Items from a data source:
───
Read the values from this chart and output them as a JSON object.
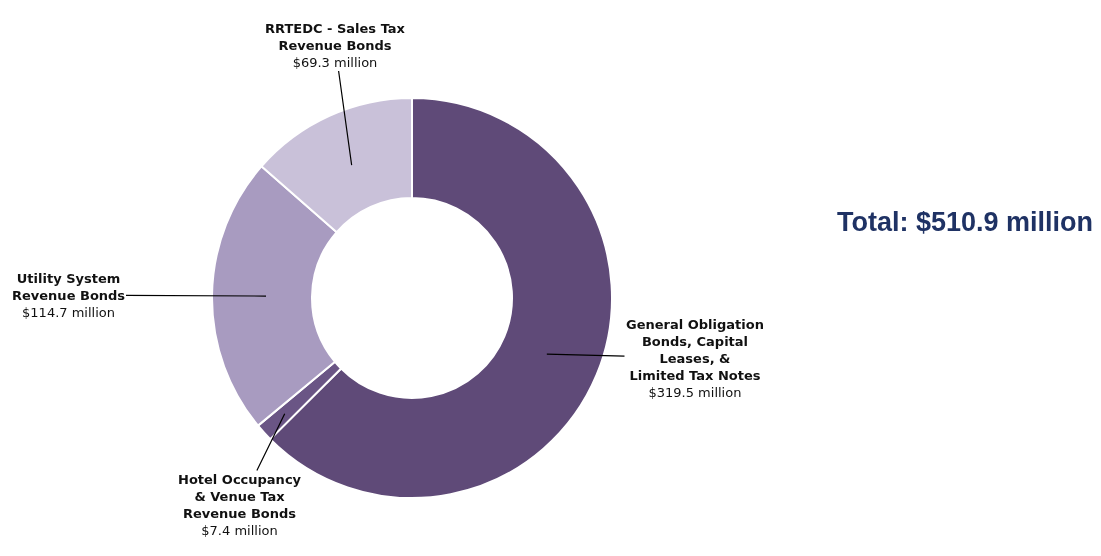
{
  "chart_data": {
    "type": "donut",
    "categories": [
      "General Obligation Bonds, Capital Leases, & Limited Tax Notes",
      "Hotel Occupancy & Venue Tax Revenue Bonds",
      "Utility System Revenue Bonds",
      "RRTEDC - Sales Tax Revenue Bonds"
    ],
    "values": [
      319.5,
      7.4,
      114.7,
      69.3
    ],
    "value_labels": [
      "$319.5 million",
      "$7.4 million",
      "$114.7 million",
      "$69.3 million"
    ],
    "colors": [
      "#5f4a78",
      "#6a5585",
      "#a89bc0",
      "#c9c1d9"
    ],
    "annotations": [
      "Total: $510.9 million"
    ],
    "legend": false
  }
}
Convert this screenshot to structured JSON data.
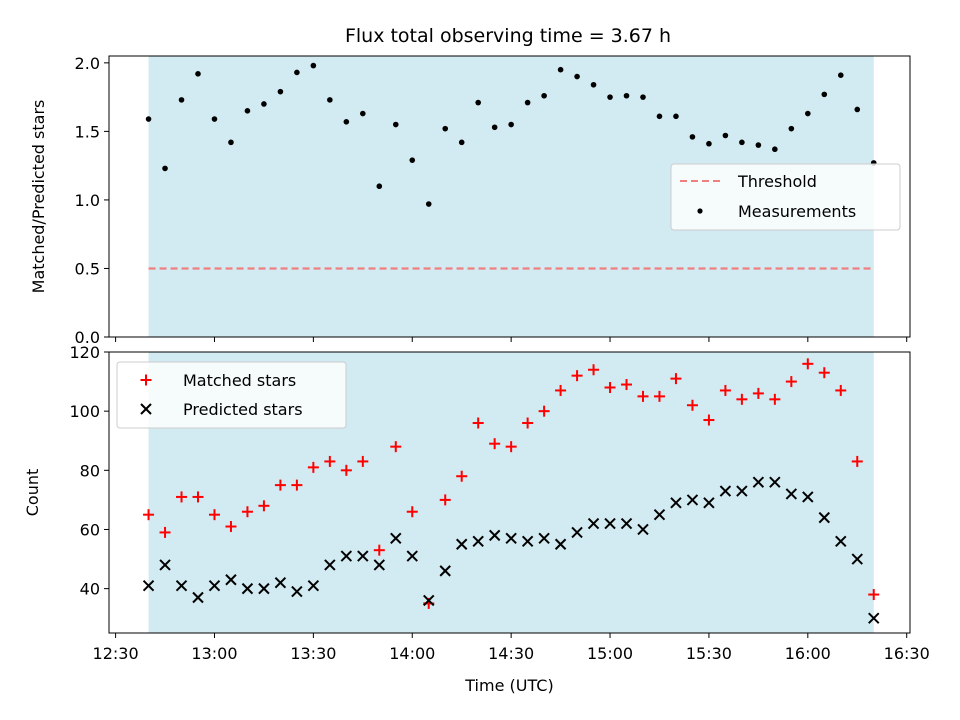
{
  "title": "Flux total observing time = 3.67 h",
  "xlabel": "Time (UTC)",
  "chart_data": [
    {
      "type": "scatter",
      "ylabel": "Matched/Predicted stars",
      "ylim": [
        0,
        2.05
      ],
      "yticks": [
        "0.0",
        "0.5",
        "1.0",
        "1.5",
        "2.0"
      ],
      "ytick_values": [
        0,
        0.5,
        1.0,
        1.5,
        2.0
      ],
      "observing_window": [
        "12:40",
        "16:20"
      ],
      "threshold": 0.5,
      "legend": {
        "placement": "center-right",
        "threshold_label": "Threshold",
        "measurements_label": "Measurements"
      },
      "colors": {
        "threshold": "#f08080",
        "measurements": "#000000",
        "window": "#add8e6"
      },
      "x": [
        "12:40",
        "12:45",
        "12:50",
        "12:55",
        "13:00",
        "13:05",
        "13:10",
        "13:15",
        "13:20",
        "13:25",
        "13:30",
        "13:35",
        "13:40",
        "13:45",
        "13:50",
        "13:55",
        "14:00",
        "14:05",
        "14:10",
        "14:15",
        "14:20",
        "14:25",
        "14:30",
        "14:35",
        "14:40",
        "14:45",
        "14:50",
        "14:55",
        "15:00",
        "15:05",
        "15:10",
        "15:15",
        "15:20",
        "15:25",
        "15:30",
        "15:35",
        "15:40",
        "15:45",
        "15:50",
        "15:55",
        "16:00",
        "16:05",
        "16:10",
        "16:15",
        "16:20"
      ],
      "values": [
        1.59,
        1.23,
        1.73,
        1.92,
        1.59,
        1.42,
        1.65,
        1.7,
        1.79,
        1.93,
        1.98,
        1.73,
        1.57,
        1.63,
        1.1,
        1.55,
        1.29,
        0.97,
        1.52,
        1.42,
        1.71,
        1.53,
        1.55,
        1.71,
        1.76,
        1.95,
        1.9,
        1.84,
        1.75,
        1.76,
        1.75,
        1.61,
        1.61,
        1.46,
        1.41,
        1.47,
        1.42,
        1.4,
        1.37,
        1.52,
        1.63,
        1.77,
        1.91,
        1.66,
        1.27
      ]
    },
    {
      "type": "scatter",
      "ylabel": "Count",
      "ylim": [
        25,
        120
      ],
      "yticks": [
        "40",
        "60",
        "80",
        "100",
        "120"
      ],
      "ytick_values": [
        40,
        60,
        80,
        100,
        120
      ],
      "observing_window": [
        "12:40",
        "16:20"
      ],
      "legend": {
        "placement": "upper-left"
      },
      "colors": {
        "matched": "#ff0000",
        "predicted": "#000000",
        "window": "#add8e6"
      },
      "xticks": [
        "12:30",
        "13:00",
        "13:30",
        "14:00",
        "14:30",
        "15:00",
        "15:30",
        "16:00",
        "16:30"
      ],
      "x": [
        "12:40",
        "12:45",
        "12:50",
        "12:55",
        "13:00",
        "13:05",
        "13:10",
        "13:15",
        "13:20",
        "13:25",
        "13:30",
        "13:35",
        "13:40",
        "13:45",
        "13:50",
        "13:55",
        "14:00",
        "14:05",
        "14:10",
        "14:15",
        "14:20",
        "14:25",
        "14:30",
        "14:35",
        "14:40",
        "14:45",
        "14:50",
        "14:55",
        "15:00",
        "15:05",
        "15:10",
        "15:15",
        "15:20",
        "15:25",
        "15:30",
        "15:35",
        "15:40",
        "15:45",
        "15:50",
        "15:55",
        "16:00",
        "16:05",
        "16:10",
        "16:15",
        "16:20"
      ],
      "series": [
        {
          "name": "Matched stars",
          "marker": "+",
          "values": [
            65,
            59,
            71,
            71,
            65,
            61,
            66,
            68,
            75,
            75,
            81,
            83,
            80,
            83,
            53,
            88,
            66,
            35,
            70,
            78,
            96,
            89,
            88,
            96,
            100,
            107,
            112,
            114,
            108,
            109,
            105,
            105,
            111,
            102,
            97,
            107,
            104,
            106,
            104,
            110,
            116,
            113,
            107,
            83,
            38
          ]
        },
        {
          "name": "Predicted stars",
          "marker": "x",
          "values": [
            41,
            48,
            41,
            37,
            41,
            43,
            40,
            40,
            42,
            39,
            41,
            48,
            51,
            51,
            48,
            57,
            51,
            36,
            46,
            55,
            56,
            58,
            57,
            56,
            57,
            55,
            59,
            62,
            62,
            62,
            60,
            65,
            69,
            70,
            69,
            73,
            73,
            76,
            76,
            72,
            71,
            64,
            56,
            50,
            30
          ]
        }
      ]
    }
  ]
}
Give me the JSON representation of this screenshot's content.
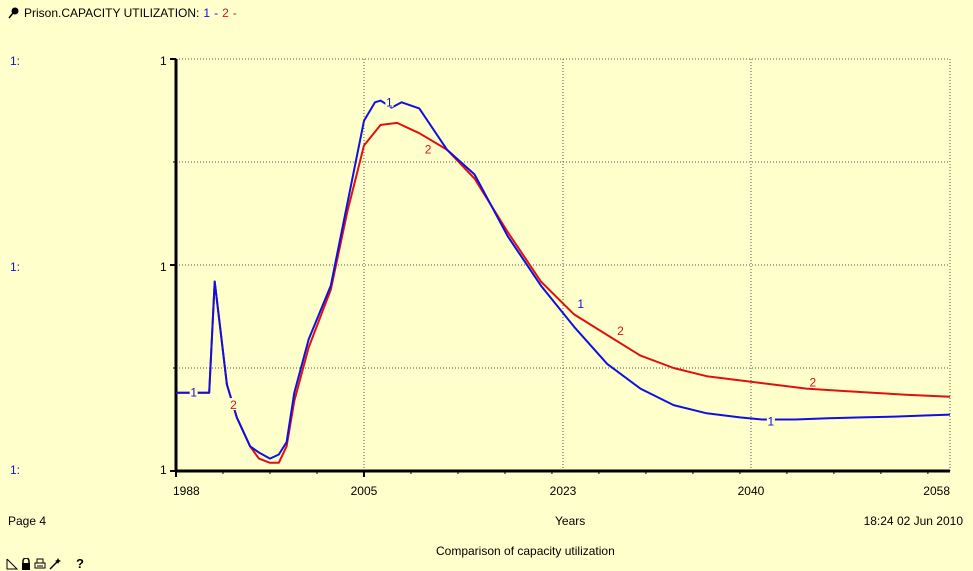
{
  "header": {
    "icon": "pin-icon",
    "title": "Prison.CAPACITY UTILIZATION:",
    "series1_marker": "1",
    "sep": "-",
    "series2_marker": "2",
    "trail": "-"
  },
  "scale_labels": [
    "1:",
    "1:",
    "1:"
  ],
  "y_ticks": [
    "1",
    "1",
    "1"
  ],
  "chart_data": {
    "type": "line",
    "title": "Comparison of capacity utilization",
    "xlabel": "Years",
    "ylabel": "",
    "xlim": [
      1988,
      2058
    ],
    "ylim": [
      0,
      1
    ],
    "x_ticks": [
      "1988",
      "2005",
      "2023",
      "2040",
      "2058"
    ],
    "grid": true,
    "series": [
      {
        "name": "1",
        "color": "#1010e0",
        "x": [
          1988,
          1991,
          1991.5,
          1992.6,
          1993.5,
          1994.7,
          1995.5,
          1996.5,
          1997.3,
          1998,
          1998.7,
          2000,
          2002,
          2003.5,
          2005,
          2006,
          2006.5,
          2007.5,
          2008.4,
          2010,
          2012.5,
          2015,
          2018,
          2021,
          2024,
          2027,
          2030,
          2033,
          2036,
          2039,
          2041,
          2044,
          2047,
          2050,
          2053,
          2056,
          2058
        ],
        "y": [
          0.19,
          0.19,
          0.46,
          0.21,
          0.13,
          0.06,
          0.045,
          0.03,
          0.04,
          0.07,
          0.19,
          0.32,
          0.45,
          0.65,
          0.85,
          0.895,
          0.899,
          0.882,
          0.895,
          0.88,
          0.78,
          0.72,
          0.57,
          0.45,
          0.35,
          0.26,
          0.2,
          0.16,
          0.14,
          0.13,
          0.125,
          0.125,
          0.128,
          0.13,
          0.132,
          0.135,
          0.137
        ]
      },
      {
        "name": "2",
        "color": "#e01010",
        "x": [
          1988,
          1991,
          1991.5,
          1992.6,
          1993.5,
          1994.7,
          1995.5,
          1996.5,
          1997.3,
          1998,
          1998.7,
          2000,
          2002,
          2003.5,
          2005,
          2006.5,
          2008,
          2010,
          2012.5,
          2015,
          2018,
          2021,
          2024,
          2027,
          2030,
          2033,
          2036,
          2039,
          2042,
          2045,
          2048,
          2051,
          2054,
          2058
        ],
        "y": [
          0.19,
          0.19,
          0.46,
          0.21,
          0.13,
          0.06,
          0.03,
          0.02,
          0.02,
          0.06,
          0.17,
          0.3,
          0.44,
          0.63,
          0.79,
          0.84,
          0.845,
          0.82,
          0.78,
          0.71,
          0.58,
          0.46,
          0.38,
          0.33,
          0.28,
          0.25,
          0.23,
          0.22,
          0.21,
          0.2,
          0.195,
          0.19,
          0.185,
          0.18
        ]
      }
    ],
    "markers": [
      {
        "series": "1",
        "label": "1",
        "x": 1989.6,
        "y": 0.19
      },
      {
        "series": "1",
        "label": "1",
        "x": 2007.3,
        "y": 0.895
      },
      {
        "series": "1",
        "label": "1",
        "x": 2024.6,
        "y": 0.405
      },
      {
        "series": "1",
        "label": "1",
        "x": 2041.8,
        "y": 0.12
      },
      {
        "series": "2",
        "label": "2",
        "x": 1993.2,
        "y": 0.16
      },
      {
        "series": "2",
        "label": "2",
        "x": 2010.8,
        "y": 0.78
      },
      {
        "series": "2",
        "label": "2",
        "x": 2028.2,
        "y": 0.34
      },
      {
        "series": "2",
        "label": "2",
        "x": 2045.6,
        "y": 0.215
      }
    ]
  },
  "footer": {
    "page": "Page 4",
    "x_axis_label": "Years",
    "timestamp": "18:24   02 Jun 2010",
    "subtitle": "Comparison of capacity utilization"
  },
  "toolbar": {
    "icons": [
      "corner-icon",
      "lock-icon",
      "print-icon",
      "wand-icon"
    ],
    "help": "?"
  }
}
───
- **Short problem**
Pull out the lines above in which the word "this" appears.

- **Reply to the exercise**
Read the values from this chart and output them as a JSON object.
Convert this screenshot to structured JSON data.
Give me the JSON representation of this screenshot's content.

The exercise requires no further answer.